▸ WHAT THE EXERCISE ASKS: Tally the lines containing the word "Officer" and give the total alone.

(Collected data)
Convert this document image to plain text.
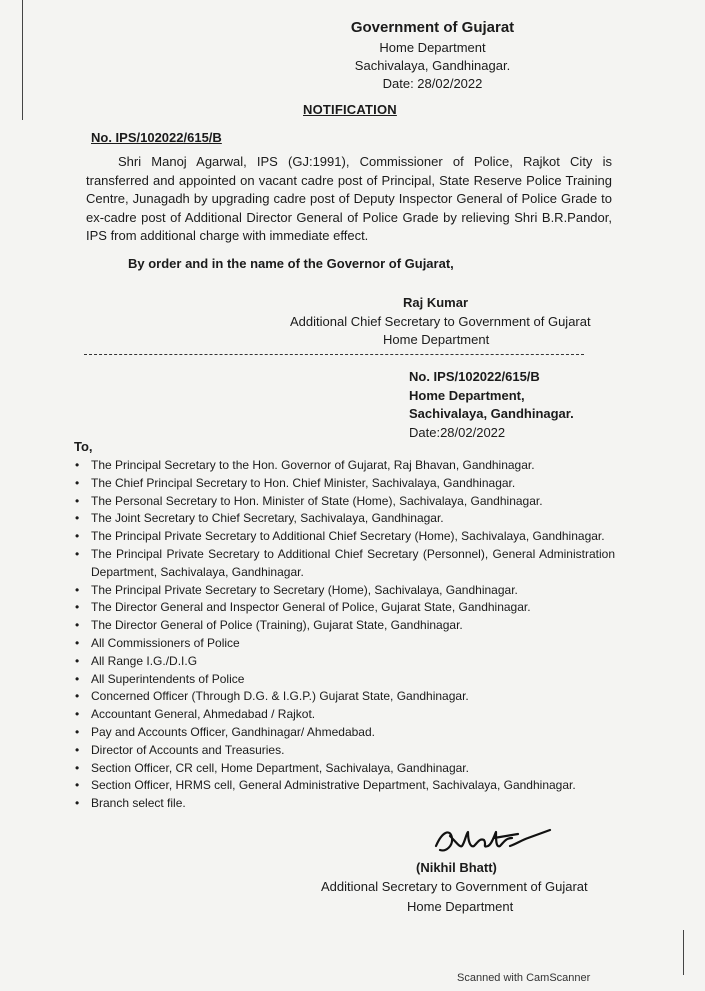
Government of Gujarat
Home Department
Sachivalaya, Gandhinagar.
Date: 28/02/2022
NOTIFICATION
No. IPS/102022/615/B
Shri Manoj Agarwal, IPS (GJ:1991), Commissioner of Police, Rajkot City is transferred and appointed on vacant cadre post of Principal, State Reserve Police Training Centre, Junagadh by upgrading cadre post of Deputy Inspector General of Police Grade to ex-cadre post of Additional Director General of Police Grade by relieving Shri B.R.Pandor, IPS from additional charge with immediate effect.
By order and in the name of the Governor of Gujarat,
Raj Kumar
Additional Chief Secretary to Government of Gujarat
Home Department
No. IPS/102022/615/B
Home Department,
Sachivalaya, Gandhinagar.
Date:28/02/2022
To,
• The Principal Secretary to the Hon. Governor of Gujarat, Raj Bhavan, Gandhinagar.
• The Chief Principal Secretary to Hon. Chief Minister, Sachivalaya, Gandhinagar.
• The Personal Secretary to Hon. Minister of State (Home), Sachivalaya, Gandhinagar.
• The Joint Secretary to Chief Secretary, Sachivalaya, Gandhinagar.
• The Principal Private Secretary to Additional Chief Secretary (Home), Sachivalaya, Gandhinagar.
• The Principal Private Secretary to Additional Chief Secretary (Personnel), General Administration Department, Sachivalaya, Gandhinagar.
• The Principal Private Secretary to Secretary (Home), Sachivalaya, Gandhinagar.
• The Director General and Inspector General of Police, Gujarat State, Gandhinagar.
• The Director General of Police (Training), Gujarat State, Gandhinagar.
• All Commissioners of Police
• All Range I.G./D.I.G
• All Superintendents of Police
• Concerned Officer (Through D.G. & I.G.P.) Gujarat State, Gandhinagar.
• Accountant General, Ahmedabad / Rajkot.
• Pay and Accounts Officer, Gandhinagar/ Ahmedabad.
• Director of Accounts and Treasuries.
• Section Officer, CR cell, Home Department, Sachivalaya, Gandhinagar.
• Section Officer, HRMS cell, General Administrative Department, Sachivalaya, Gandhinagar.
• Branch select file.
(Nikhil Bhatt)
Additional Secretary to Government of Gujarat
Home Department
Scanned with CamScanner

▸ FINISHED EXERCISE: 4